• [What to produce] Print the entries that appear below, exactly as written and without their pictures.

Data records
-.-.-
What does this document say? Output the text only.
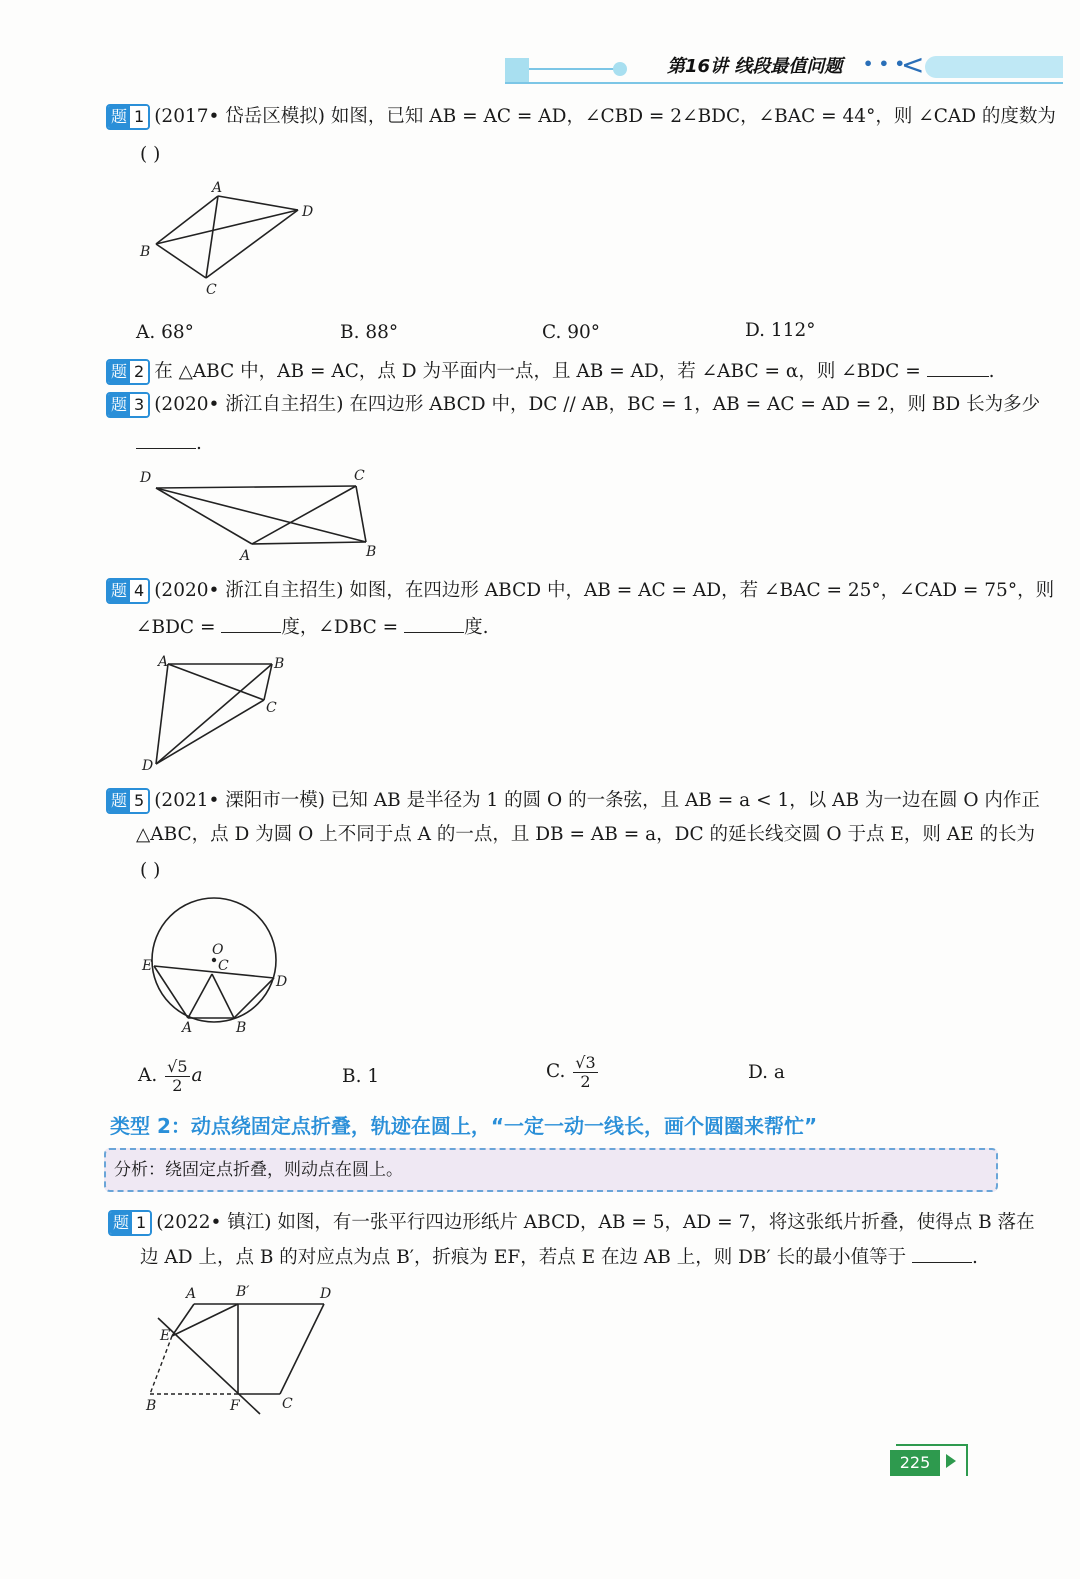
第16讲 线段最值问题 • • •
<
题 1 (2017• 岱岳区模拟) 如图，已知 AB = AC = AD，∠CBD = 2∠BDC，∠BAC = 44°，则 ∠CAD 的度数为
( )
A
D
B
C
A. 68°	B. 88°	C. 90°	D. 112°
题 2 在 △ABC 中，AB = AC，点 D 为平面内一点，且 AB = AD，若 ∠ABC = α，则 ∠BDC =	.
题 3 (2020• 浙江自主招生) 在四边形 ABCD 中，DC // AB，BC = 1，AB = AC = AD = 2，则 BD 长为多少
.
D	C
A	B
题 4 (2020• 浙江自主招生) 如图，在四边形 ABCD 中，AB = AC = AD，若 ∠BAC = 25°，∠CAD = 75°，则
∠BDC =	度，∠DBC =	度.
A	B
C
D
题 5 (2021• 溧阳市一模) 已知 AB 是半径为 1 的圆 O 的一条弦，且 AB = a < 1，以 AB 为一边在圆 O 内作正
△ABC，点 D 为圆 O 上不同于点 A 的一点，且 DB = AB = a，DC 的延长线交圆 O 于点 E，则 AE 的长为
( )
O
C
E
D
A	B
A. $\frac{√5}{2}$ a	B. 1	C. $\frac{√3}{2}$	D. a
类型 2：动点绕固定点折叠，轨迹在圆上，“一定一动一线长，画个圆圈来帮忙”
分析：绕固定点折叠，则动点在圆上。
题 1 (2022• 镇江) 如图，有一张平行四边形纸片 ABCD，AB = 5，AD = 7，将这张纸片折叠，使得点 B 落在
边 AD 上，点 B 的对应点为点 B′，折痕为 EF，若点 E 在边 AB 上，则 DB′ 长的最小值等于	.
A	B′	D
E
B	F	C
225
-.-.-
• [Worked solution]
What does this document say? Output the text only.
第16讲 线段最值问题 • • •
<
题 1 (2017• 岱岳区模拟) 如图，已知 AB = AC = AD，∠CBD = 2∠BDC，∠BAC = 44°，则 ∠CAD 的度数为
( )
A
D
B
C
A. 68°	B. 88°	C. 90°	D. 112°
题 2 在 △ABC 中，AB = AC，点 D 为平面内一点，且 AB = AD，若 ∠ABC = α，则 ∠BDC =	.
题 3 (2020• 浙江自主招生) 在四边形 ABCD 中，DC // AB，BC = 1，AB = AC = AD = 2，则 BD 长为多少
.
D	C
A	B
题 4 (2020• 浙江自主招生) 如图，在四边形 ABCD 中，AB = AC = AD，若 ∠BAC = 25°，∠CAD = 75°，则
∠BDC =	度，∠DBC =	度.
A	B
C
D
题 5 (2021• 溧阳市一模) 已知 AB 是半径为 1 的圆 O 的一条弦，且 AB = a < 1，以 AB 为一边在圆 O 内作正
△ABC，点 D 为圆 O 上不同于点 A 的一点，且 DB = AB = a，DC 的延长线交圆 O 于点 E，则 AE 的长为
( )
O
C
E
D
A	B
A. $\frac{√5}{2}$ a	B. 1	C. $\frac{√3}{2}$	D. a
类型 2：动点绕固定点折叠，轨迹在圆上，“一定一动一线长，画个圆圈来帮忙”
分析：绕固定点折叠，则动点在圆上。
题 1 (2022• 镇江) 如图，有一张平行四边形纸片 ABCD，AB = 5，AD = 7，将这张纸片折叠，使得点 B 落在
边 AD 上，点 B 的对应点为点 B′，折痕为 EF，若点 E 在边 AB 上，则 DB′ 长的最小值等于	.
A	B′	D
E
B	F	C
225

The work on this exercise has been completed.